[Recorded data]
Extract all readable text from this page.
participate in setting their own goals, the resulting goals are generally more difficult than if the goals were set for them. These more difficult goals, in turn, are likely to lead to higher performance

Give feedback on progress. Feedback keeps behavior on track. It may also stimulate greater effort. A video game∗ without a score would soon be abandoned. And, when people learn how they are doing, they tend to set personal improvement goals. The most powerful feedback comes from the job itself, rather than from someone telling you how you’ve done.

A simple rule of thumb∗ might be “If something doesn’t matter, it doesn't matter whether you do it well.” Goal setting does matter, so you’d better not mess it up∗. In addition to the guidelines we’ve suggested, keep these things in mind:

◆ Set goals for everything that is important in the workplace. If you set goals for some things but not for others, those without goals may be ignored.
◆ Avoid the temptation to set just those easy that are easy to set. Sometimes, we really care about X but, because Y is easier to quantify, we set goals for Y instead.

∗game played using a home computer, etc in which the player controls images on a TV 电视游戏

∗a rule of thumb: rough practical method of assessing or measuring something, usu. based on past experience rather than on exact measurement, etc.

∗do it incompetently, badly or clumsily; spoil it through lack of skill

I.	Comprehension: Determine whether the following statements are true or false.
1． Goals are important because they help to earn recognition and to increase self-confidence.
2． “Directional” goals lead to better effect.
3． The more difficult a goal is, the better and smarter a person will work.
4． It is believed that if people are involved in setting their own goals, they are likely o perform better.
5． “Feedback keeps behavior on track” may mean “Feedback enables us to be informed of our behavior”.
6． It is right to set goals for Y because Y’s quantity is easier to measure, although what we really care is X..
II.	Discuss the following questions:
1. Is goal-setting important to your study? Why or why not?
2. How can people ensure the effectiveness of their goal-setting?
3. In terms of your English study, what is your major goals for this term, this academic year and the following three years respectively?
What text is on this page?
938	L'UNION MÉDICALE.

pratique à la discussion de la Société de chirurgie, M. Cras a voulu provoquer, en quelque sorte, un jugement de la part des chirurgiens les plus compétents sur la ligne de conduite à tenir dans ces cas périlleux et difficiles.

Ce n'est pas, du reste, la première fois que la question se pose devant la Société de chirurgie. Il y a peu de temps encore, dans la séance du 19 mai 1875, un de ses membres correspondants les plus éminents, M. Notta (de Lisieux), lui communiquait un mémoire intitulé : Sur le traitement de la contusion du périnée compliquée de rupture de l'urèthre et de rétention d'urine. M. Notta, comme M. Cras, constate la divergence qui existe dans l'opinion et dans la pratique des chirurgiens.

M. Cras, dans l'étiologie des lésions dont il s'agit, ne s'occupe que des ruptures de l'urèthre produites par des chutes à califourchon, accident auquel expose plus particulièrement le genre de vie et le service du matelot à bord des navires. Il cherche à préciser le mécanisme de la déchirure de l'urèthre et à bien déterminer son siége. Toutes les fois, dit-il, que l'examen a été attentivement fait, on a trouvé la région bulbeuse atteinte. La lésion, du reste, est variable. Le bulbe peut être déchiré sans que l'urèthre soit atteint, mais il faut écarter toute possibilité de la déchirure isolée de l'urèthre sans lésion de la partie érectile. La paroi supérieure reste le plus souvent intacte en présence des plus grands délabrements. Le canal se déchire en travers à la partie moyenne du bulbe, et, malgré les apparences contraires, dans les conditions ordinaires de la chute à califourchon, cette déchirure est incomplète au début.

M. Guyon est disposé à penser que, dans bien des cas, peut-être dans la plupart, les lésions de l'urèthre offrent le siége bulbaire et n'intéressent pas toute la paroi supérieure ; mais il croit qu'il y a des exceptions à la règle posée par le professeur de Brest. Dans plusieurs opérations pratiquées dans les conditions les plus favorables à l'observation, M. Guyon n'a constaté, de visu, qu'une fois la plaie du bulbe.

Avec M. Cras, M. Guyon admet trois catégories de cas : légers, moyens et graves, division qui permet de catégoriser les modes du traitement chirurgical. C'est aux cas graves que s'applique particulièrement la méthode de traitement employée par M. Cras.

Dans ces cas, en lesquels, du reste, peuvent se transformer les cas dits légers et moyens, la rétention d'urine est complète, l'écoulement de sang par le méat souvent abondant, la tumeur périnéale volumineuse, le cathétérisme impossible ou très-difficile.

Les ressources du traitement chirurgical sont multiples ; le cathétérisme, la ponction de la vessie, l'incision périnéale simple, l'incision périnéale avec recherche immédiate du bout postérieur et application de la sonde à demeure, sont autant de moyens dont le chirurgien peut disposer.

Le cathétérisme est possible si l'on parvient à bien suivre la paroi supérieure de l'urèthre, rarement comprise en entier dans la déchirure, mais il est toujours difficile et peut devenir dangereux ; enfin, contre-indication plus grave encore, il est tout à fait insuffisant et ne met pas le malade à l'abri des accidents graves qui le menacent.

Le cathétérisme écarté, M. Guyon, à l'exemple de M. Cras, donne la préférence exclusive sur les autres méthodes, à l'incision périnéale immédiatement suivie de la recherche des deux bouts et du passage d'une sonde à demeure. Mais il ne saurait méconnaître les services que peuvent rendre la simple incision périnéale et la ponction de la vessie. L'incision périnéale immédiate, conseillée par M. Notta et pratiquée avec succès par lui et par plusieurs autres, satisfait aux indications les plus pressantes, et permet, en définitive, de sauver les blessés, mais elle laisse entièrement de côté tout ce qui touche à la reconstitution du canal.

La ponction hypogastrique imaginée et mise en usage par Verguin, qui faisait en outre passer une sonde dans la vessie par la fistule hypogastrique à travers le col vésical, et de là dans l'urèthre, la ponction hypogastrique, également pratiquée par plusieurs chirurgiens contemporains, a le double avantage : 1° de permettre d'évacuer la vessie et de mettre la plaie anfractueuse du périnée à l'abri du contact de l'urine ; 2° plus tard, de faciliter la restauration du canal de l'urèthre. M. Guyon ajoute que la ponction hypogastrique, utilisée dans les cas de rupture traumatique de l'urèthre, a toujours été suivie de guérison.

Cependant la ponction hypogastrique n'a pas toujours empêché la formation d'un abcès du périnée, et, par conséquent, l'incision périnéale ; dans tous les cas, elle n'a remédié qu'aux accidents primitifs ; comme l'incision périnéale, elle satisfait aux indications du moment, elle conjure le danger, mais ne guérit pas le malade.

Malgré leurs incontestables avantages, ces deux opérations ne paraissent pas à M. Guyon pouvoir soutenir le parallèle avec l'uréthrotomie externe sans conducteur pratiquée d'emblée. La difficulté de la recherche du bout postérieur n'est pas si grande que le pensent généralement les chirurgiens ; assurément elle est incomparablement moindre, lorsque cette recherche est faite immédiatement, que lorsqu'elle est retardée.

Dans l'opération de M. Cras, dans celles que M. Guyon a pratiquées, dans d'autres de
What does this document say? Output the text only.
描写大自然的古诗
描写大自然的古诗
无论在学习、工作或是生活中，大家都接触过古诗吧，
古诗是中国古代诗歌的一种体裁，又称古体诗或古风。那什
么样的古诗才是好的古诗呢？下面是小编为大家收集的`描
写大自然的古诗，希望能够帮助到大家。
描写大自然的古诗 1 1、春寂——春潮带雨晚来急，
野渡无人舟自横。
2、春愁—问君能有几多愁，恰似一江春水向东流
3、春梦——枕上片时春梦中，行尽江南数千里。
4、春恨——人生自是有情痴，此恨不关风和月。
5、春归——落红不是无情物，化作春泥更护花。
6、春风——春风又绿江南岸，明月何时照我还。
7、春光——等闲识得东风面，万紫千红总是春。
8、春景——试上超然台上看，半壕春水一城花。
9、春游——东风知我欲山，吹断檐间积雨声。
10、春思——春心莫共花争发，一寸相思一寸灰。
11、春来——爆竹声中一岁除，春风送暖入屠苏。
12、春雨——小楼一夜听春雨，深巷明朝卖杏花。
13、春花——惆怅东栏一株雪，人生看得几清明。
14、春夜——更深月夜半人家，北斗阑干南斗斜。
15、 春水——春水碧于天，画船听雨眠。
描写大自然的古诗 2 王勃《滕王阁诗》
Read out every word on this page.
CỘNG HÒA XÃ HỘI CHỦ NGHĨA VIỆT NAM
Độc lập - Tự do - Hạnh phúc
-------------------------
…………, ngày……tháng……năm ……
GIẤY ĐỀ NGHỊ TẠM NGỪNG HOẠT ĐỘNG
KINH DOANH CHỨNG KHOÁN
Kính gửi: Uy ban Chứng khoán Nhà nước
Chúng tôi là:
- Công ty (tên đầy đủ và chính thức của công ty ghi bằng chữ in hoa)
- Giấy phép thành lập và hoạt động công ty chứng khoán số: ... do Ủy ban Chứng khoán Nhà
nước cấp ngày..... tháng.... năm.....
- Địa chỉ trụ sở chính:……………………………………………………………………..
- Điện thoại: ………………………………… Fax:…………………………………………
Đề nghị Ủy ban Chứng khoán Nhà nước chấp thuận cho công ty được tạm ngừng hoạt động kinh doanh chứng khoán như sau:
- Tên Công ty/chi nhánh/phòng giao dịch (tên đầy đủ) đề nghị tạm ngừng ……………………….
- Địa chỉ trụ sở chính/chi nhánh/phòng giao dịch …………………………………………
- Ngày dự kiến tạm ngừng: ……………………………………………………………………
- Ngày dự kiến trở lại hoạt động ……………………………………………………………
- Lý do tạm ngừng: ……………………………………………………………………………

### WHAT YOU SHOULD DO
Reproduce precisely the span of lines that begins at the line containing "Read out every word on this page." and ends with the last line of the listing.

### TASK OUTPUT
Read out every word on this page.
CỘNG HÒA XÃ HỘI CHỦ NGHĨA VIỆT NAM
Độc lập - Tự do - Hạnh phúc
-------------------------
…………, ngày……tháng……năm ……
GIẤY ĐỀ NGHỊ TẠM NGỪNG HOẠT ĐỘNG
KINH DOANH CHỨNG KHOÁN
Kính gửi: Uy ban Chứng khoán Nhà nước
Chúng tôi là:
- Công ty (tên đầy đủ và chính thức của công ty ghi bằng chữ in hoa)
- Giấy phép thành lập và hoạt động công ty chứng khoán số: ... do Ủy ban Chứng khoán Nhà
nước cấp ngày..... tháng.... năm.....
- Địa chỉ trụ sở chính:……………………………………………………………………..
- Điện thoại: ………………………………… Fax:…………………………………………
Đề nghị Ủy ban Chứng khoán Nhà nước chấp thuận cho công ty được tạm ngừng hoạt động kinh doanh chứng khoán như sau:
- Tên Công ty/chi nhánh/phòng giao dịch (tên đầy đủ) đề nghị tạm ngừng ……………………….
- Địa chỉ trụ sở chính/chi nhánh/phòng giao dịch …………………………………………
- Ngày dự kiến tạm ngừng: ……………………………………………………………………
- Ngày dự kiến trở lại hoạt động ……………………………………………………………
- Lý do tạm ngừng: ……………………………………………………………………………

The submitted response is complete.